Entries taken from a collection

****************************************

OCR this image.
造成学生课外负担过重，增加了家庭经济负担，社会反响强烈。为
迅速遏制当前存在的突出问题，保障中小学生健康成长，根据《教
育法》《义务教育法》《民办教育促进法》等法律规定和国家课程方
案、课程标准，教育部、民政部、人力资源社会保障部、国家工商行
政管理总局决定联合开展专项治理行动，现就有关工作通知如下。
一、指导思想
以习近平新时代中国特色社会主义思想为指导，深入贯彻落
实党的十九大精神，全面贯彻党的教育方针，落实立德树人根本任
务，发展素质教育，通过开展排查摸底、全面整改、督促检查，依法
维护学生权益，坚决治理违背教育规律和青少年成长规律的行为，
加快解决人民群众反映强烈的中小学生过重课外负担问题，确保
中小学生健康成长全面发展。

****************************************

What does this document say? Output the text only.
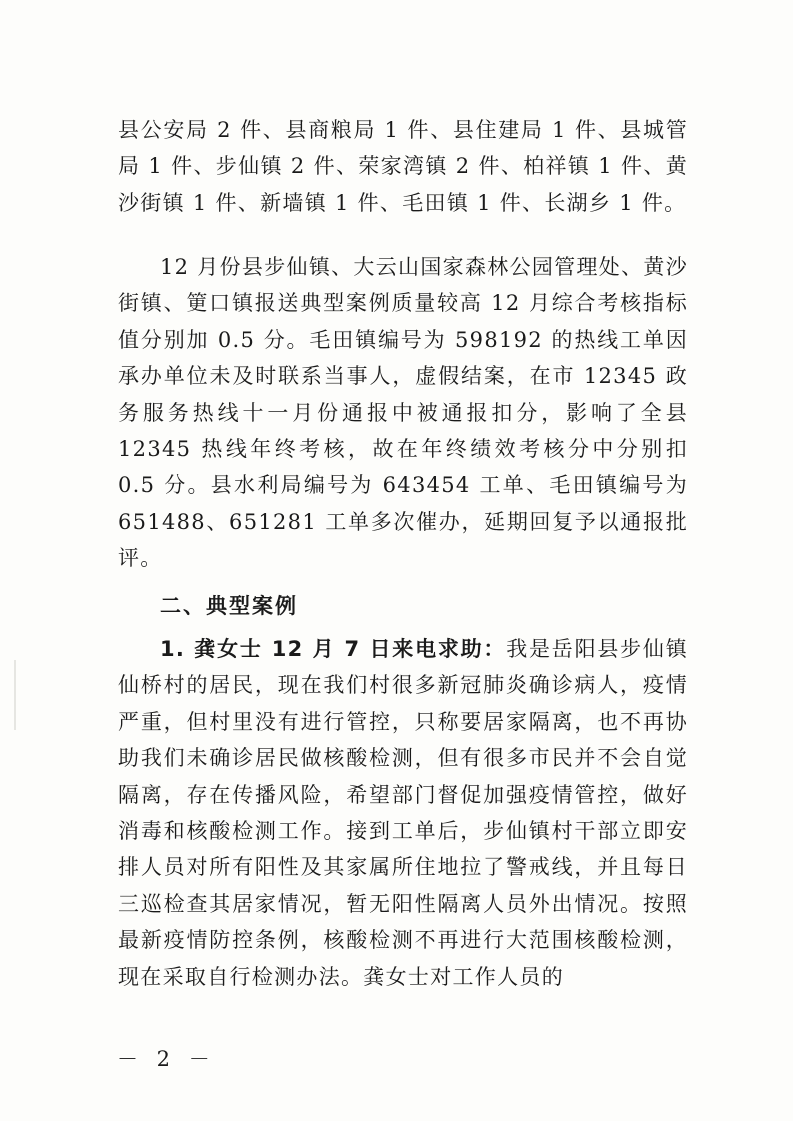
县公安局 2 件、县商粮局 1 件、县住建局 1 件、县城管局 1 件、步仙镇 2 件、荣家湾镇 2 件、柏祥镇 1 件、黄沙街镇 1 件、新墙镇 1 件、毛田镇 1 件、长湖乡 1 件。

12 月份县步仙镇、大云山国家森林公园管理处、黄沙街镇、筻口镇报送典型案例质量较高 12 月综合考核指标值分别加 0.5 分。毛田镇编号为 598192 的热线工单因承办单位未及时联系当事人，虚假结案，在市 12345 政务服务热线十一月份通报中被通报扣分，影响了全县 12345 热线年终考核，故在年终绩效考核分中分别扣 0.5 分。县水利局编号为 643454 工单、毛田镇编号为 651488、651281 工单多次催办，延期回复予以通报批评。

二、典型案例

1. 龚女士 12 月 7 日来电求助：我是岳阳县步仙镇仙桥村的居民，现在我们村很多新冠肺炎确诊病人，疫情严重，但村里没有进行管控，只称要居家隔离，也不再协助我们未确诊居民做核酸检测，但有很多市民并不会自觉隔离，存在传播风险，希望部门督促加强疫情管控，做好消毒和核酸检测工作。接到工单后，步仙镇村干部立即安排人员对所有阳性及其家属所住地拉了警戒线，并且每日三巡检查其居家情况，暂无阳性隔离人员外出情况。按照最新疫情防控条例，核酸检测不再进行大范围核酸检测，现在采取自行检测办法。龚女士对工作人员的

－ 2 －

****************************************

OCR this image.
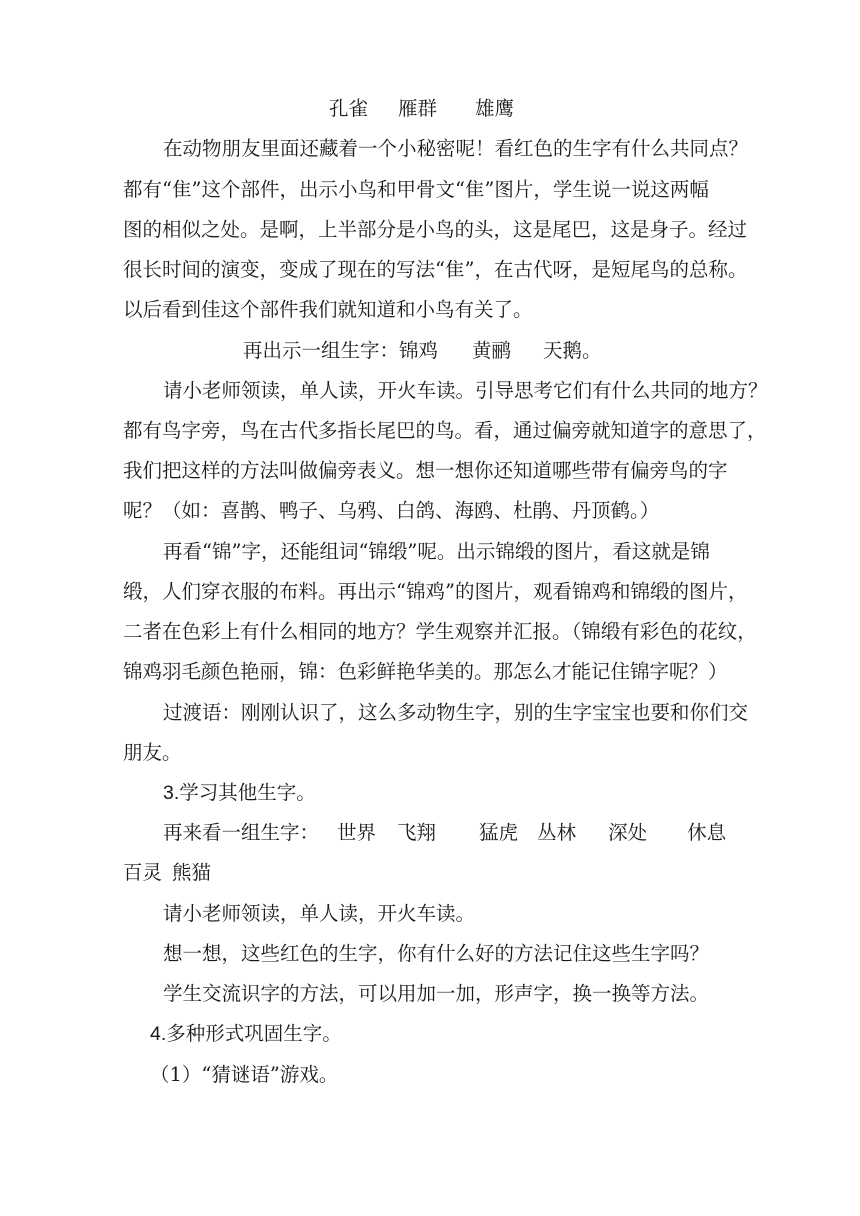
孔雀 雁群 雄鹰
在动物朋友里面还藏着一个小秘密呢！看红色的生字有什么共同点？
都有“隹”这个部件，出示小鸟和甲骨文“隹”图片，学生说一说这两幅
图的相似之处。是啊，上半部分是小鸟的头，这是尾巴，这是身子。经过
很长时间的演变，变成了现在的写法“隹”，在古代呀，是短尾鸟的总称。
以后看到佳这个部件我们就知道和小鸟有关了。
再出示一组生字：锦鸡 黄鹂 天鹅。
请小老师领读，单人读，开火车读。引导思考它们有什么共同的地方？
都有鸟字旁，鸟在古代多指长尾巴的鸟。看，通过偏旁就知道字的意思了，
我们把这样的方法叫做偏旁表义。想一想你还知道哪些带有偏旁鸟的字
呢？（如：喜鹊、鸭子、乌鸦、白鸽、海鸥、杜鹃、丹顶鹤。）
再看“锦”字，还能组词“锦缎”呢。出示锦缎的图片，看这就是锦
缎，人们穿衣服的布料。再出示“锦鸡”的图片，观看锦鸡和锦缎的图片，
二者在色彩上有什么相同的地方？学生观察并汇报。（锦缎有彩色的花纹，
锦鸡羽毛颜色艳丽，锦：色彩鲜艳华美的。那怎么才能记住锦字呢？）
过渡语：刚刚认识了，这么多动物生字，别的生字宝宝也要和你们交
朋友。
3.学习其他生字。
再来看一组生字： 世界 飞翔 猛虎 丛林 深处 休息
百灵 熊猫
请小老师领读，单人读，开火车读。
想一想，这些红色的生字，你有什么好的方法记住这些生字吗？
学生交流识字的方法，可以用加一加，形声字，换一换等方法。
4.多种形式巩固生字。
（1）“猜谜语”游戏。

****************************************

◆ Problem description
Wherever the string "开火车读" appears in the entries above, list that line.

◆ Solution for this problem
请小老师领读，单人读，开火车读。引导思考它们有什么共同的地方？
请小老师领读，单人读，开火车读。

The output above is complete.